Written request >> Go through the listing and set it down exactly, leaving out its pictures.
## start Records supplied
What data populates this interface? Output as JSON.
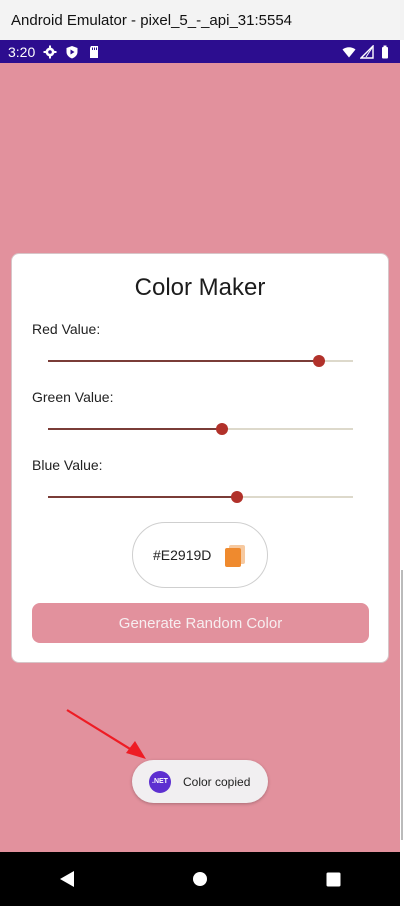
{
  "window": {
    "title": "Android Emulator - pixel_5_-_api_31:5554"
  },
  "statusbar": {
    "time": "3:20",
    "left_icons": [
      "gear-icon",
      "play-protect-icon",
      "sd-card-icon"
    ],
    "right_icons": [
      "wifi-icon",
      "signal-icon",
      "battery-icon"
    ]
  },
  "app": {
    "background_color": "#E2919D",
    "title": "Color Maker",
    "sliders": [
      {
        "label": "Red Value:",
        "value": 0.89
      },
      {
        "label": "Green Value:",
        "value": 0.57
      },
      {
        "label": "Blue Value:",
        "value": 0.62
      }
    ],
    "hex_value": "#E2919D",
    "copy_icon": "copy-icon",
    "generate_button_label": "Generate Random Color"
  },
  "toast": {
    "badge": ".NET",
    "message": "Color copied"
  },
  "navbar": {
    "buttons": [
      "back-icon",
      "home-icon",
      "recents-icon"
    ]
  }
}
## end Records supplied
Exercise output >>
What data populates this interface? Output as JSON.
{
  "window": {
    "title": "Android Emulator - pixel_5_-_api_31:5554"
  },
  "statusbar": {
    "time": "3:20",
    "left_icons": [
      "gear-icon",
      "play-protect-icon",
      "sd-card-icon"
    ],
    "right_icons": [
      "wifi-icon",
      "signal-icon",
      "battery-icon"
    ]
  },
  "app": {
    "background_color": "#E2919D",
    "title": "Color Maker",
    "sliders": [
      {
        "label": "Red Value:",
        "value": 0.89
      },
      {
        "label": "Green Value:",
        "value": 0.57
      },
      {
        "label": "Blue Value:",
        "value": 0.62
      }
    ],
    "hex_value": "#E2919D",
    "copy_icon": "copy-icon",
    "generate_button_label": "Generate Random Color"
  },
  "toast": {
    "badge": ".NET",
    "message": "Color copied"
  },
  "navbar": {
    "buttons": [
      "back-icon",
      "home-icon",
      "recents-icon"
    ]
  }
}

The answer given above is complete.